- _DIRECTION_:
Present the rows from the first one through the one containing "color-scale-tick-label: 48 [273, 482, 281, 489]" as a Markdown table with two columns, Number and Entry. Leave out any blank lines.

- _RECORDS FOR PROCESSING_:
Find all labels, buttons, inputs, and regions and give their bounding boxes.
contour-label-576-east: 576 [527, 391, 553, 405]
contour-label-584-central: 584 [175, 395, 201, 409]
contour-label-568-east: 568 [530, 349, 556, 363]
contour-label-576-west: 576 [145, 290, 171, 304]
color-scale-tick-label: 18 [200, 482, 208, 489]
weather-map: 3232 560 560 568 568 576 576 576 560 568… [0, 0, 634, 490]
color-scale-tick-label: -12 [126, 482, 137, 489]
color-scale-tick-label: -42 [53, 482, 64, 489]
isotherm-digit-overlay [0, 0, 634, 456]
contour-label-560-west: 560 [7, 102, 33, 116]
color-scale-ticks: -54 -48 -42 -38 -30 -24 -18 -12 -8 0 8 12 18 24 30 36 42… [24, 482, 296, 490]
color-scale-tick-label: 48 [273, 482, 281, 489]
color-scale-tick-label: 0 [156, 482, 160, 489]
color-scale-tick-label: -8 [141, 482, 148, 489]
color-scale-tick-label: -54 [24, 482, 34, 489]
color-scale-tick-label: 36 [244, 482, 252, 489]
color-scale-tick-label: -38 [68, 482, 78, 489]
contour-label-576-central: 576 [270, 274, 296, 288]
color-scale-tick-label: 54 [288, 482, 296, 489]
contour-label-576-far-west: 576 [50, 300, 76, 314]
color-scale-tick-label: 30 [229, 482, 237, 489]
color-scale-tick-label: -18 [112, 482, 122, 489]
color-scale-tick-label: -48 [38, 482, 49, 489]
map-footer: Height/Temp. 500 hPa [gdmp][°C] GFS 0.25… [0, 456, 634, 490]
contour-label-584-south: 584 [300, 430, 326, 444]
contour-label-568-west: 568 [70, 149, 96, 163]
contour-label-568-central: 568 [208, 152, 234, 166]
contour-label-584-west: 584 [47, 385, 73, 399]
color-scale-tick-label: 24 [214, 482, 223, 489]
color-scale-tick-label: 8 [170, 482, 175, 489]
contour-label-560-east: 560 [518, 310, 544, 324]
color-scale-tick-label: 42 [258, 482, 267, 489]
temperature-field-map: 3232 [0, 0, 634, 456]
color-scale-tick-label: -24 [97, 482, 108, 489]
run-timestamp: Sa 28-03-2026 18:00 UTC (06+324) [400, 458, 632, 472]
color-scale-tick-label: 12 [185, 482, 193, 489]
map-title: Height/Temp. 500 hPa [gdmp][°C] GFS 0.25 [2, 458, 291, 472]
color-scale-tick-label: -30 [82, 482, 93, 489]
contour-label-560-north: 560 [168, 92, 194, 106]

- _ANSWER TO THIS EXERCISE_:
| Number | Entry |
|---|---|
| 1 | Find all labels, buttons, inputs, and regions and give their bounding boxes. |
| 2 | contour-label-576-east: 576 [527, 391, 553, 405] |
| 3 | contour-label-584-central: 584 [175, 395, 201, 409] |
| 4 | contour-label-568-east: 568 [530, 349, 556, 363] |
| 5 | contour-label-576-west: 576 [145, 290, 171, 304] |
| 6 | color-scale-tick-label: 18 [200, 482, 208, 489] |
| 7 | weather-map: 3232 560 560 568 568 576 576 576 560 568… [0, 0, 634, 490] |
| 8 | color-scale-tick-label: -12 [126, 482, 137, 489] |
| 9 | color-scale-tick-label: -42 [53, 482, 64, 489] |
| 10 | isotherm-digit-overlay [0, 0, 634, 456] |
| 11 | contour-label-560-west: 560 [7, 102, 33, 116] |
| 12 | color-scale-ticks: -54 -48 -42 -38 -30 -24 -18 -12 -8 0 8 12 18 24 30 36 42… [24, 482, 296, 490] |
| 13 | color-scale-tick-label: 48 [273, 482, 281, 489] |